Collect all the lines that mention the word "如图所示".
-------- Given information
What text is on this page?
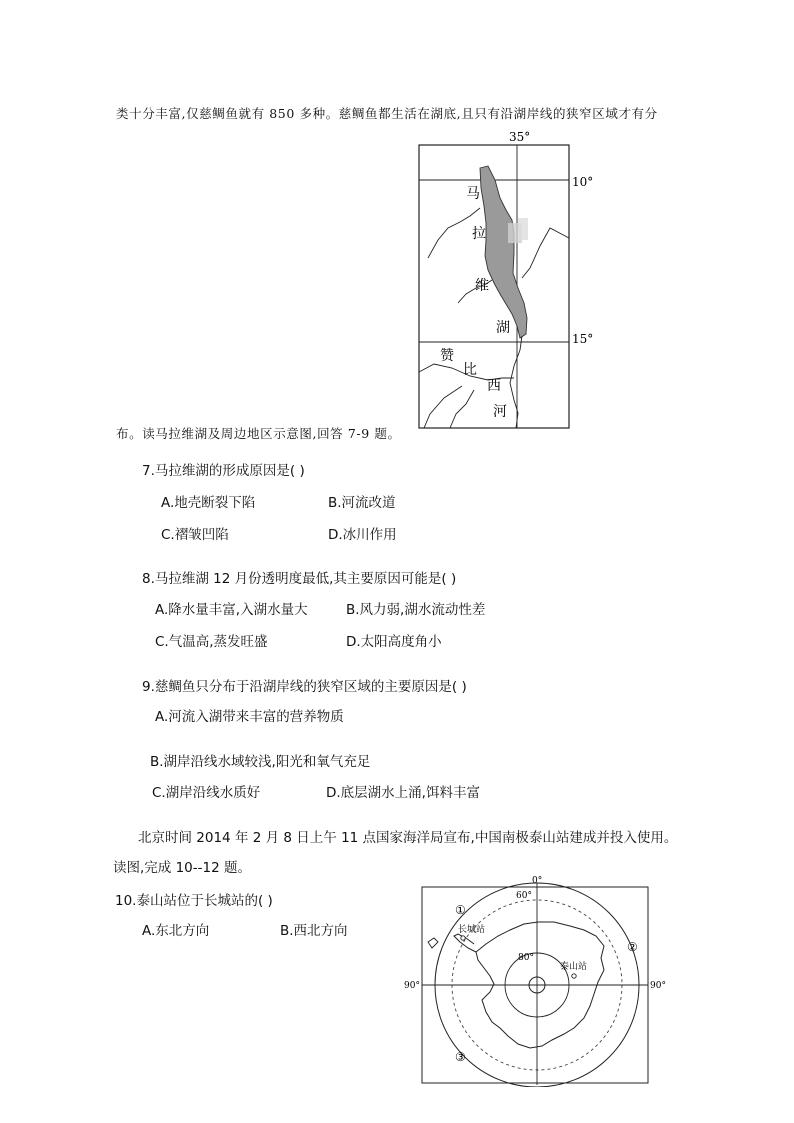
类十分丰富,仅慈鲷鱼就有 850 多种。慈鲷鱼都生活在湖底,且只有沿湖岸线的狭窄区域才有分
35°
10°
15°
马
拉
维
湖
赞
比
西
河
布。读马拉维湖及周边地区示意图,回答 7-9 题。
7.马拉维湖的形成原因是( )
A.地壳断裂下陷	B.河流改道
C.褶皱凹陷	D.冰川作用
8.马拉维湖 12 月份透明度最低,其主要原因可能是( )
A.降水量丰富,入湖水量大	B.风力弱,湖水流动性差
C.气温高,蒸发旺盛	D.太阳高度角小
9.慈鲷鱼只分布于沿湖岸线的狭窄区域的主要原因是( )
A.河流入湖带来丰富的营养物质
B.湖岸沿线水域较浅,阳光和氧气充足
C.湖岸沿线水质好	D.底层湖水上涌,饵料丰富
北京时间 2014 年 2 月 8 日上午 11 点国家海洋局宣布,中国南极泰山站建成并投入使用。
读图,完成 10--12 题。
10.泰山站位于长城站的( )
A.东北方向	B.西北方向
0°
60°
80°
90°	90°
长城站
泰山站
①
②
③
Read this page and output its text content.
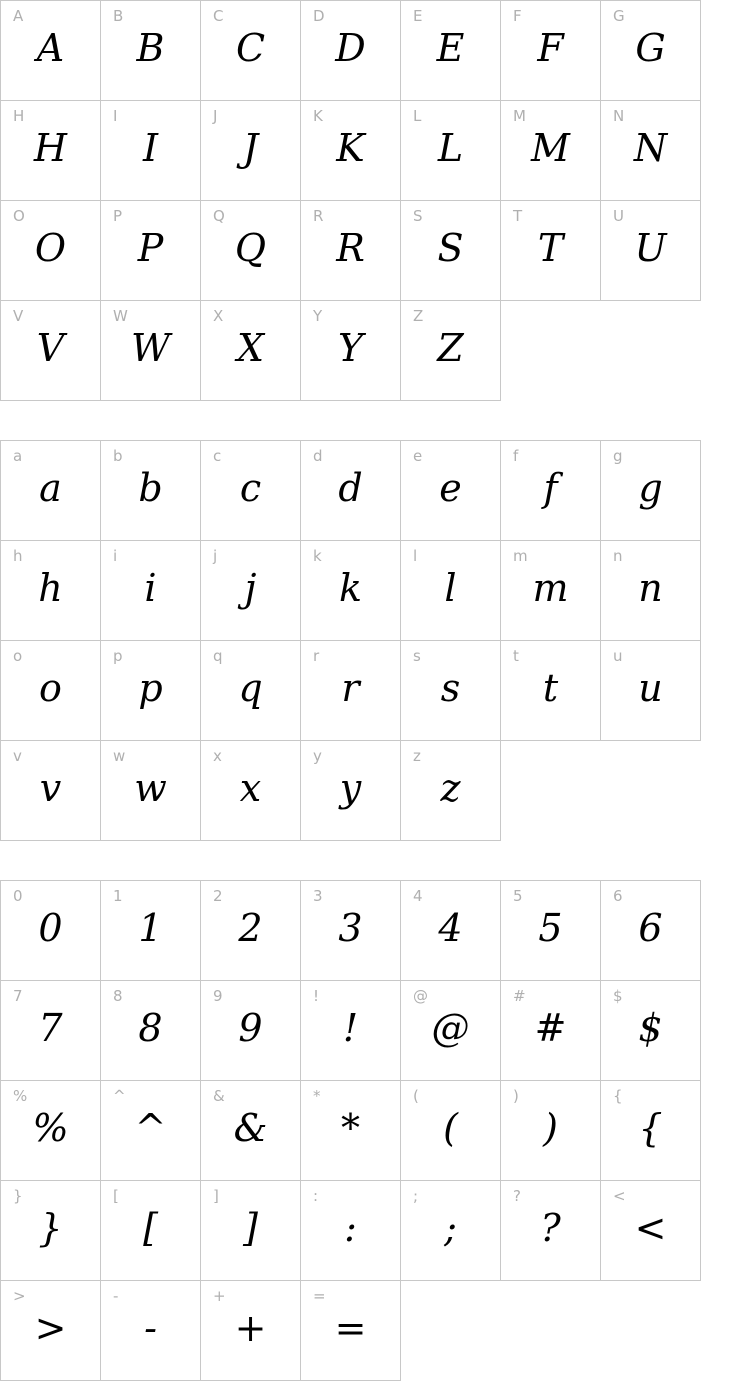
A
A
B
B
C
C
D
D
E
E
F
F
G
G
H
H
I
I
J
J
K
K
L
L
M
M
N
N
O
O
P
P
Q
Q
R
R
S
S
T
T
U
U
V
V
W
W
X
X
Y
Y
Z
Z
a
a
b
b
c
c
d
d
e
e
f
f
g
g
h
h
i
i
j
j
k
k
l
l
m
m
n
n
o
o
p
p
q
q
r
r
s
s
t
t
u
u
v
v
w
w
x
x
y
y
z
z
0
0
1
1
2
2
3
3
4
4
5
5
6
6
7
7
8
8
9
9
!
!
@
@
#
#
$
$
%
%
^
^
&
&
*
*
(
(
)
)
{
{
}
}
[
[
]
]
:
:
;
;
?
?
<
<
>
>
-
-
+
+
=
=
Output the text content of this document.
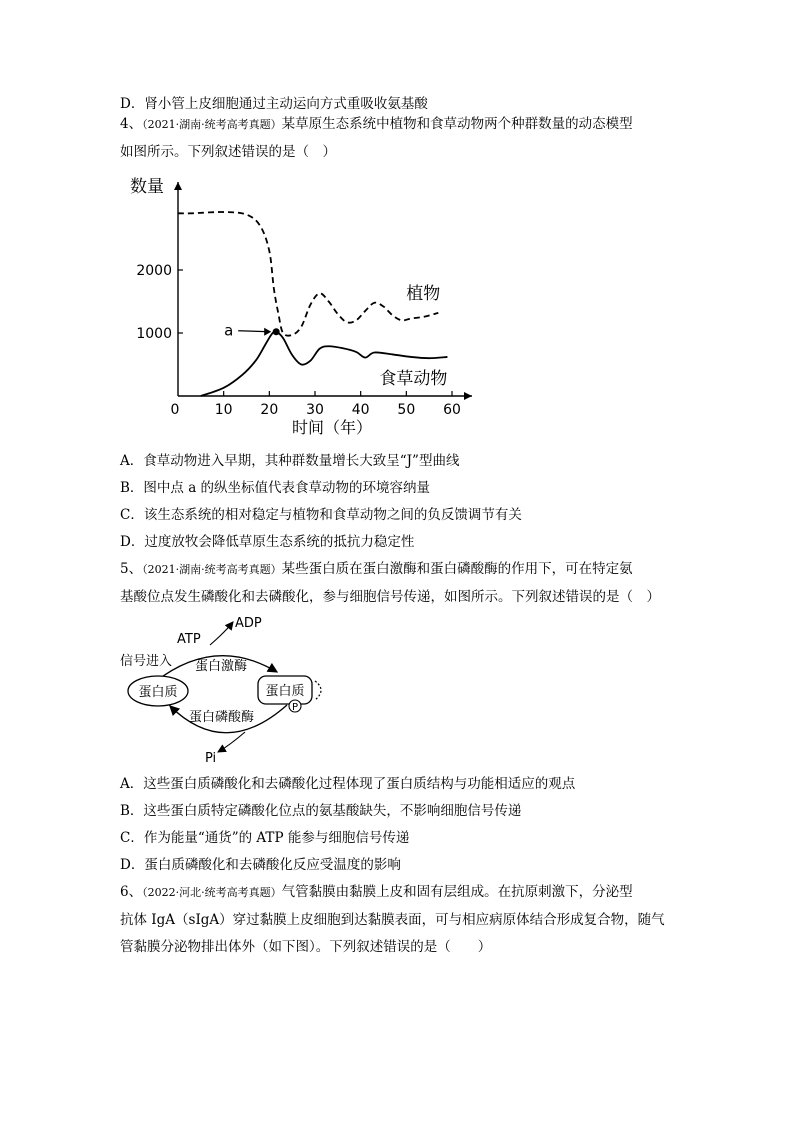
D．肾小管上皮细胞通过主动运向方式重吸收氨基酸
4、（2021·湖南·统考高考真题）某草原生态系统中植物和食草动物两个种群数量的动态模型
如图所示。下列叙述错误的是（　）
0	10 20 30 40 50 60
1000
2000
数量
时间（年）
植物
食草动物
a
A．食草动物进入早期，其种群数量增长大致呈“J”型曲线
B．图中点 a 的纵坐标值代表食草动物的环境容纳量
C．该生态系统的相对稳定与植物和食草动物之间的负反馈调节有关
D．过度放牧会降低草原生态系统的抵抗力稳定性
5、（2021·湖南·统考高考真题）某些蛋白质在蛋白激酶和蛋白磷酸酶的作用下，可在特定氨
基酸位点发生磷酸化和去磷酸化，参与细胞信号传递，如图所示。下列叙述错误的是（　）
蛋白质	蛋白质
P
ATP
ADP
信号进入 蛋白激酶
蛋白磷酸酶
Pi
A．这些蛋白质磷酸化和去磷酸化过程体现了蛋白质结构与功能相适应的观点
B．这些蛋白质特定磷酸化位点的氨基酸缺失，不影响细胞信号传递
C．作为能量“通货”的 ATP 能参与细胞信号传递
D．蛋白质磷酸化和去磷酸化反应受温度的影响
6、（2022·河北·统考高考真题）气管黏膜由黏膜上皮和固有层组成。在抗原刺激下，分泌型
抗体 IgA（sIgA）穿过黏膜上皮细胞到达黏膜表面，可与相应病原体结合形成复合物，随气
管黏膜分泌物排出体外（如下图）。下列叙述错误的是（　　）
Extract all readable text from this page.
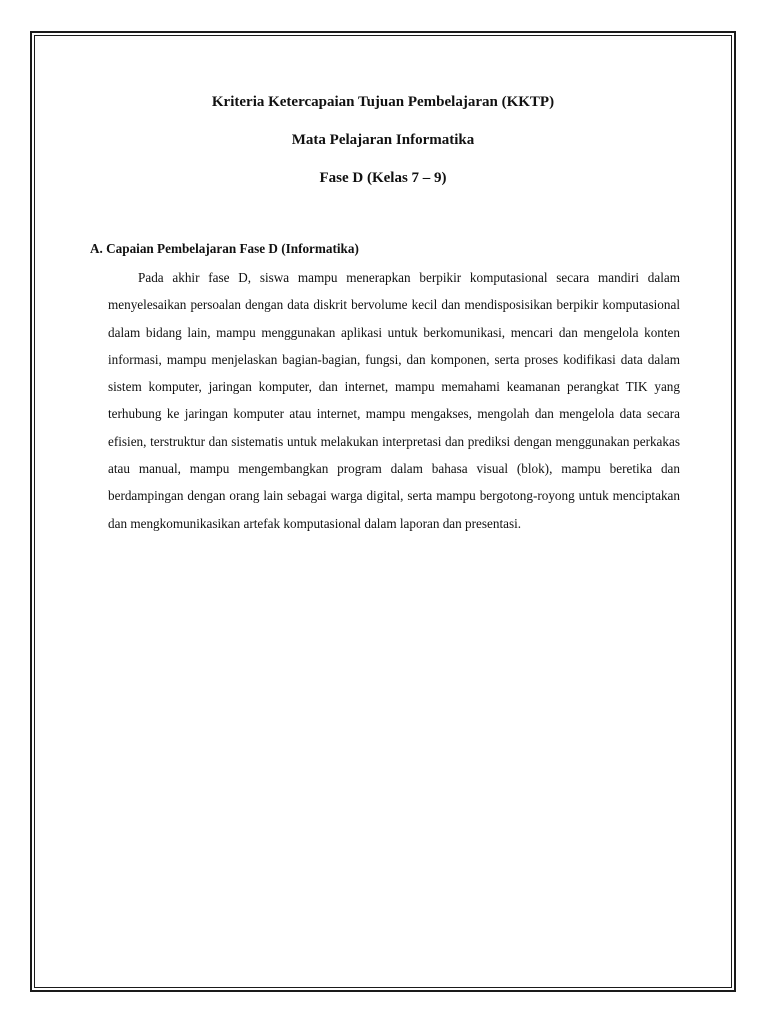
Kriteria Ketercapaian Tujuan Pembelajaran (KKTP)
Mata Pelajaran Informatika
Fase D (Kelas 7 – 9)
A. Capaian Pembelajaran Fase D (Informatika)

Pada akhir fase D, siswa mampu menerapkan berpikir komputasional secara mandiri dalam menyelesaikan persoalan dengan data diskrit bervolume kecil dan mendisposisikan berpikir komputasional dalam bidang lain, mampu menggunakan aplikasi untuk berkomunikasi, mencari dan mengelola konten informasi, mampu menjelaskan bagian-bagian, fungsi, dan komponen, serta proses kodifikasi data dalam sistem komputer, jaringan komputer, dan internet, mampu memahami keamanan perangkat TIK yang terhubung ke jaringan komputer atau internet, mampu mengakses, mengolah dan mengelola data secara efisien, terstruktur dan sistematis untuk melakukan interpretasi dan prediksi dengan menggunakan perkakas atau manual, mampu mengembangkan program dalam bahasa visual (blok), mampu beretika dan berdampingan dengan orang lain sebagai warga digital, serta mampu bergotong-royong untuk menciptakan dan mengkomunikasikan artefak komputasional dalam laporan dan presentasi.
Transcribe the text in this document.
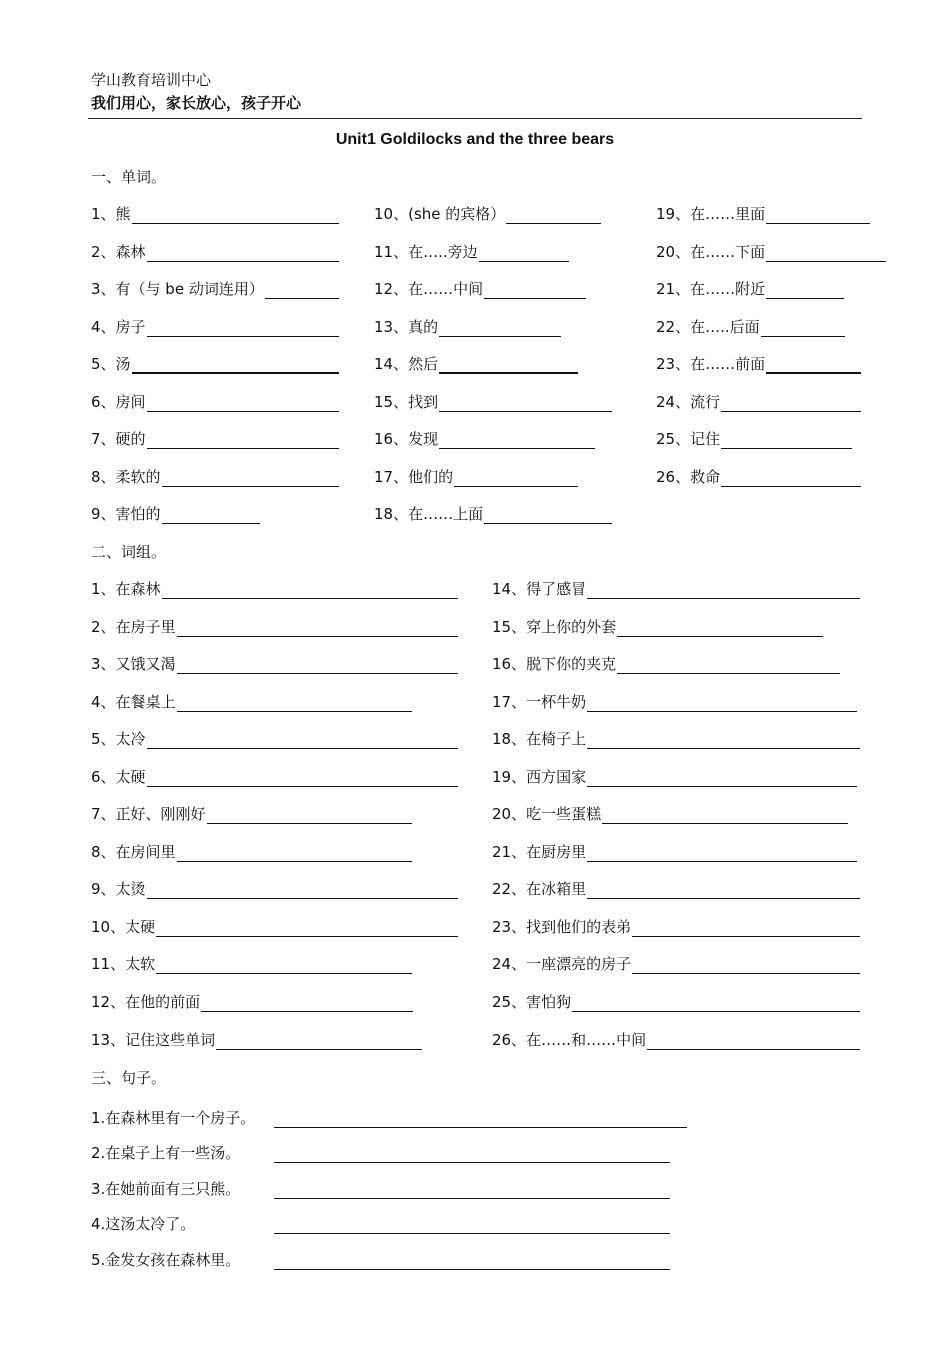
学山教育培训中心
我们用心，家长放心，孩子开心
Unit1 Goldilocks and the three bears
一、单词。
二、词组。
三、句子。
1、熊
2、森林
3、有（与 be 动词连用）
4、房子
5、汤
6、房间
7、硬的
8、柔软的
9、害怕的
10、(she 的宾格）
11、在…..旁边
12、在……中间
13、真的
14、然后
15、找到
16、发现
17、他们的
18、在……上面
19、在……里面
20、在……下面
21、在……附近
22、在…..后面
23、在……前面
24、流行
25、记住
26、救命
1、在森林
2、在房子里
3、又饿又渴
4、在餐桌上
5、太冷
6、太硬
7、正好、刚刚好
8、在房间里
9、太烫
10、太硬
11、太软
12、在他的前面
13、记住这些单词
14、得了感冒
15、穿上你的外套
16、脱下你的夹克
17、一杯牛奶
18、在椅子上
19、西方国家
20、吃一些蛋糕
21、在厨房里
22、在冰箱里
23、找到他们的表弟
24、一座漂亮的房子
25、害怕狗
26、在……和……中间
1.在森林里有一个房子。
2.在桌子上有一些汤。
3.在她前面有三只熊。
4.这汤太冷了。
5.金发女孩在森林里。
----------------
Completed task>
如图所示。下列叙述错误的是（　）
基酸位点发生磷酸化和去磷酸化，参与细胞信号传递，如图所示。下列叙述错误的是（　）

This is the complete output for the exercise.